*Set problem*. Going through the material below, please gather all lines with the word "если" in them.
═══ Supplied material ═══
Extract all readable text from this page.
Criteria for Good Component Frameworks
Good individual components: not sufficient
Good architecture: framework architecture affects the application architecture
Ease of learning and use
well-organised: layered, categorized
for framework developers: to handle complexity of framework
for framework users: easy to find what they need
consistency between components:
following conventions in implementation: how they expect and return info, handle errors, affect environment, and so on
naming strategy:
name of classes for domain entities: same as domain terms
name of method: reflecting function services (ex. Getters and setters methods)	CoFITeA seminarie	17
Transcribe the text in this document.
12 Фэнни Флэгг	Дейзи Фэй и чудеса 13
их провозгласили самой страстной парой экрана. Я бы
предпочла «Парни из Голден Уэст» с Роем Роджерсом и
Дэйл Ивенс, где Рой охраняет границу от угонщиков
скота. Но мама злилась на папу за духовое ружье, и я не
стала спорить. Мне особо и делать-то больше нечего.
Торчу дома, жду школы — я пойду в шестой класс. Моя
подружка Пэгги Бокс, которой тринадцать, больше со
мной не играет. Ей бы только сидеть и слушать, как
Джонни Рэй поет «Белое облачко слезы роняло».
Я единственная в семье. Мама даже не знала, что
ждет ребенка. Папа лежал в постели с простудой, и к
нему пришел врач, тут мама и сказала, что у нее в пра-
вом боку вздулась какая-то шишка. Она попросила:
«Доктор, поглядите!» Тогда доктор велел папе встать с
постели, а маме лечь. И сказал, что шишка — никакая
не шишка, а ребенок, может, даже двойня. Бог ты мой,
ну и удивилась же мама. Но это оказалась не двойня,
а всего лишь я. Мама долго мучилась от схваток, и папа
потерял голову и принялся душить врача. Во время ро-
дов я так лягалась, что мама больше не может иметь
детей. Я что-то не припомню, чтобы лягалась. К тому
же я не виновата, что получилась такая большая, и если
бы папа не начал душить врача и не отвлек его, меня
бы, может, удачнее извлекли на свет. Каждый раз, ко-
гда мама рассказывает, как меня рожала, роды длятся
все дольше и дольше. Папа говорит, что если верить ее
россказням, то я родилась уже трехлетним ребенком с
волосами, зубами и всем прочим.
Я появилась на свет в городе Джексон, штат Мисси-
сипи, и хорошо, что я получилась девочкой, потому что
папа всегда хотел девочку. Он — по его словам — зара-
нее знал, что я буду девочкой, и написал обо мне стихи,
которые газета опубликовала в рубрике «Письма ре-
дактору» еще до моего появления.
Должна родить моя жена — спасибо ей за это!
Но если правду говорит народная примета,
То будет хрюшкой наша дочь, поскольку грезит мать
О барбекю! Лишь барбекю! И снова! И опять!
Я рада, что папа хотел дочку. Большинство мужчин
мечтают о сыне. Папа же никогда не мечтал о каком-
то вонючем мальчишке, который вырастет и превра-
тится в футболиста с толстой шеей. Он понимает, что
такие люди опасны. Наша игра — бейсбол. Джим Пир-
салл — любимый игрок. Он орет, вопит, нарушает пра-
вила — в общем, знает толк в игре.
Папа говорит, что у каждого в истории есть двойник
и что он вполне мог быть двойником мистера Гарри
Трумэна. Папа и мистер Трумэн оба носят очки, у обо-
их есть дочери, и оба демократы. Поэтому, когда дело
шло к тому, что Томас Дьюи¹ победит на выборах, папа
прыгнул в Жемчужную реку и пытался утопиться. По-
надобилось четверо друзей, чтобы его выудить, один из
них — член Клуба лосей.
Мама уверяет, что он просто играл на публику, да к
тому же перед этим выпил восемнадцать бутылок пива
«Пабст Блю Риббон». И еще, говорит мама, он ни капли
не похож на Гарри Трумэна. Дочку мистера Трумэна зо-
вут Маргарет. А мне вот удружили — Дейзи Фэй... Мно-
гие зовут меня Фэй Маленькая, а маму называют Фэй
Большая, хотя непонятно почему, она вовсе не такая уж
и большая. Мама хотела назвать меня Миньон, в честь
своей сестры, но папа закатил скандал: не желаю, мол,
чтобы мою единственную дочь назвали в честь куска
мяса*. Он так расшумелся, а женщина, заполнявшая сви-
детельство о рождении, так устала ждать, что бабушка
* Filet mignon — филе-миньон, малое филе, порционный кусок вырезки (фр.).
═══
*Written answer*.
же я не виновата, что получилась такая большая, и если
все дольше и дольше. Папа говорит, что если верить ее
Но если правду говорит народная примета,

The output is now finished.